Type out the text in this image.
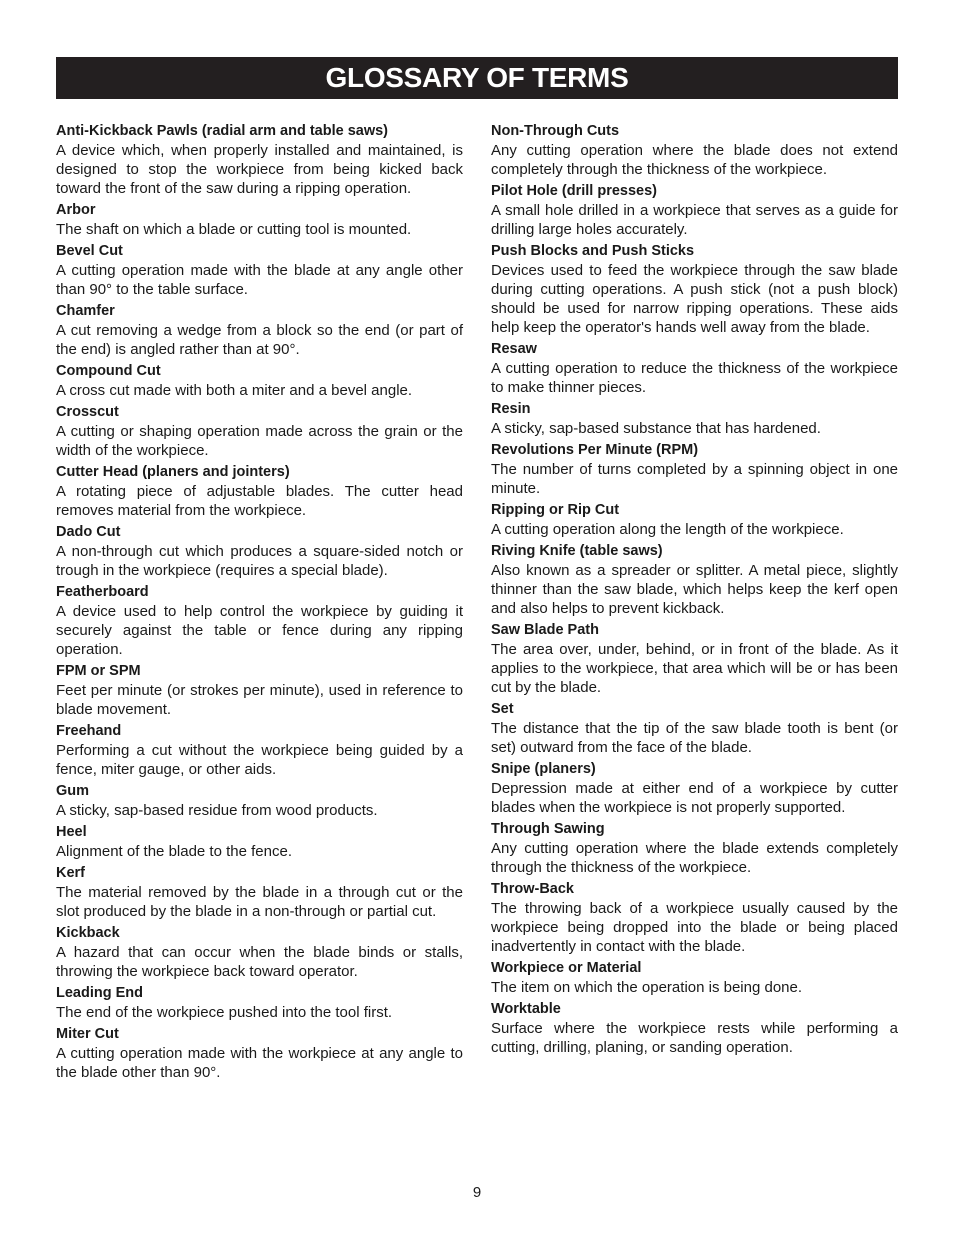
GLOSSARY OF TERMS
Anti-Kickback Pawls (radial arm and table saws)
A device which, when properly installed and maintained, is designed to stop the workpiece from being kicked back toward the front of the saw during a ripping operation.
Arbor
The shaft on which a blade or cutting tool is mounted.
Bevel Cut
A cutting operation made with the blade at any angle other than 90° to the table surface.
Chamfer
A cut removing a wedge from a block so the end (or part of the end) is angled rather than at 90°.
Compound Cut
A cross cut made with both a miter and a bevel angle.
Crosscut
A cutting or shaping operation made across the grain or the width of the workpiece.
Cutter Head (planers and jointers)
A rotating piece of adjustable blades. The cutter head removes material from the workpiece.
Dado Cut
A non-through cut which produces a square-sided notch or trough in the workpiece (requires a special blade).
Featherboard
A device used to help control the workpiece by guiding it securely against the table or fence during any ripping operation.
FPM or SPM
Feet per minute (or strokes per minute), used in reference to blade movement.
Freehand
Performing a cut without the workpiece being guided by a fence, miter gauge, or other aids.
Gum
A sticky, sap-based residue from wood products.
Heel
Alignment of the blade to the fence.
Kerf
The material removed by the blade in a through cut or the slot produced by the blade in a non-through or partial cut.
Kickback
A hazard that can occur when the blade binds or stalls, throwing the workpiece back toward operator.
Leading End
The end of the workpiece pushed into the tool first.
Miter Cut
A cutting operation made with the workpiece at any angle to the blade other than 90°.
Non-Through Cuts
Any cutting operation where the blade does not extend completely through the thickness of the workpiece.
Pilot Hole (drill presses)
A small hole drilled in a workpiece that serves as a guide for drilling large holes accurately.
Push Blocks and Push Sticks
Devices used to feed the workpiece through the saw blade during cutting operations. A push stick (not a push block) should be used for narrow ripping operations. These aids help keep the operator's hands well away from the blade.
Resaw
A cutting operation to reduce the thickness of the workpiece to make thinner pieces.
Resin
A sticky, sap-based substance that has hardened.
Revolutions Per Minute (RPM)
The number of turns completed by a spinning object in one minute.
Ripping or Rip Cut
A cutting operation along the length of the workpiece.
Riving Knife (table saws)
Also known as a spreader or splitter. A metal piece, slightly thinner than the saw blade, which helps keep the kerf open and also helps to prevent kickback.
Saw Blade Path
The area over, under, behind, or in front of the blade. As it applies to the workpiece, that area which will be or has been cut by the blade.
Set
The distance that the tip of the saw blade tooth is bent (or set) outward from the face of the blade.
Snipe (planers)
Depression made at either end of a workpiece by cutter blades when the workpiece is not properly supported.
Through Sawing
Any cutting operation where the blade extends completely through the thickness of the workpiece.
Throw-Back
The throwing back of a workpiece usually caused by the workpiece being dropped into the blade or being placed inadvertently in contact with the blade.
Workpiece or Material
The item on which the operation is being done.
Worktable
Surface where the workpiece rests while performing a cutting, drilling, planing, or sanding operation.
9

^^^^^^^^

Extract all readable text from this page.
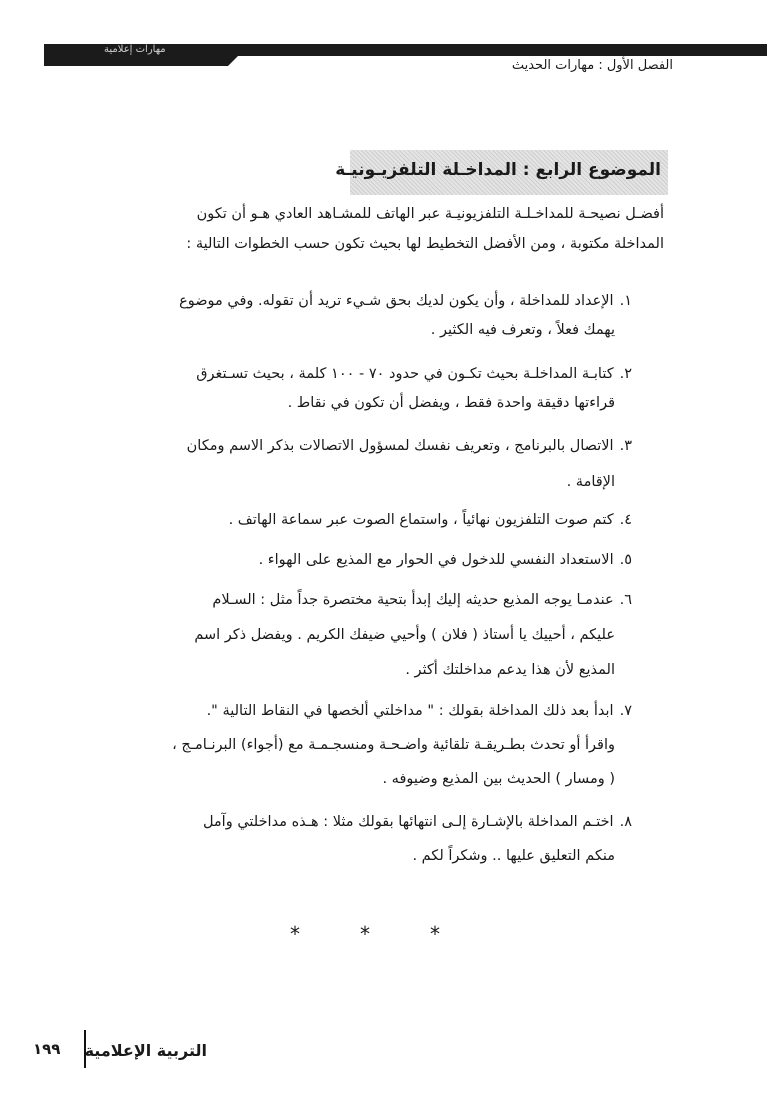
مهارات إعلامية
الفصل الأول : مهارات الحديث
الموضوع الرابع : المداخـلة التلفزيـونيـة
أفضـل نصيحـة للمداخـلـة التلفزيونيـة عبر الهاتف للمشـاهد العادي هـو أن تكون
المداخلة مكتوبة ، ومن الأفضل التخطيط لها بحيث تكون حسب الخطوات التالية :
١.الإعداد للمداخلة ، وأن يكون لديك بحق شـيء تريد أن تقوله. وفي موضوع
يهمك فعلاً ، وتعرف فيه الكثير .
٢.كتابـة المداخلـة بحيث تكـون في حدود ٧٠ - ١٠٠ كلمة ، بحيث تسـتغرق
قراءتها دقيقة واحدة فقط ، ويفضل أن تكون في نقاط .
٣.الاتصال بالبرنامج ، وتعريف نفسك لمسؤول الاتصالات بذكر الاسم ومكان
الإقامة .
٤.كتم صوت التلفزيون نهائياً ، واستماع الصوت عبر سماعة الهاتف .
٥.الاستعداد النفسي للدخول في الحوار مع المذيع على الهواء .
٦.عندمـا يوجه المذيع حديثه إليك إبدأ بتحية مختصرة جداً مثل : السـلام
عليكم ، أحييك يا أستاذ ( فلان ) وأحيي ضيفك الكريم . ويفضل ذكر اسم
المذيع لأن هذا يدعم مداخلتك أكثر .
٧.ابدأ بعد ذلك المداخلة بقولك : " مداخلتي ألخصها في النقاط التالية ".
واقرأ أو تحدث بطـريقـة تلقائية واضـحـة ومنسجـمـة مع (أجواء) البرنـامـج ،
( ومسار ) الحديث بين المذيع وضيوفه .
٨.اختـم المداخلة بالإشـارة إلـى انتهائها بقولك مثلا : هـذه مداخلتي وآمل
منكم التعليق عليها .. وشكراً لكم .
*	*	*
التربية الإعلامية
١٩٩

^^^^^^^^

> Short problem: Make a copy of each line that contains the string "المداخلة".

> Answer to the problem:
المداخلة مكتوبة ، ومن الأفضل التخطيط لها بحيث تكون حسب الخطوات التالية :
٧.ابدأ بعد ذلك المداخلة بقولك : " مداخلتي ألخصها في النقاط التالية ".
٨.اختـم المداخلة بالإشـارة إلـى انتهائها بقولك مثلا : هـذه مداخلتي وآمل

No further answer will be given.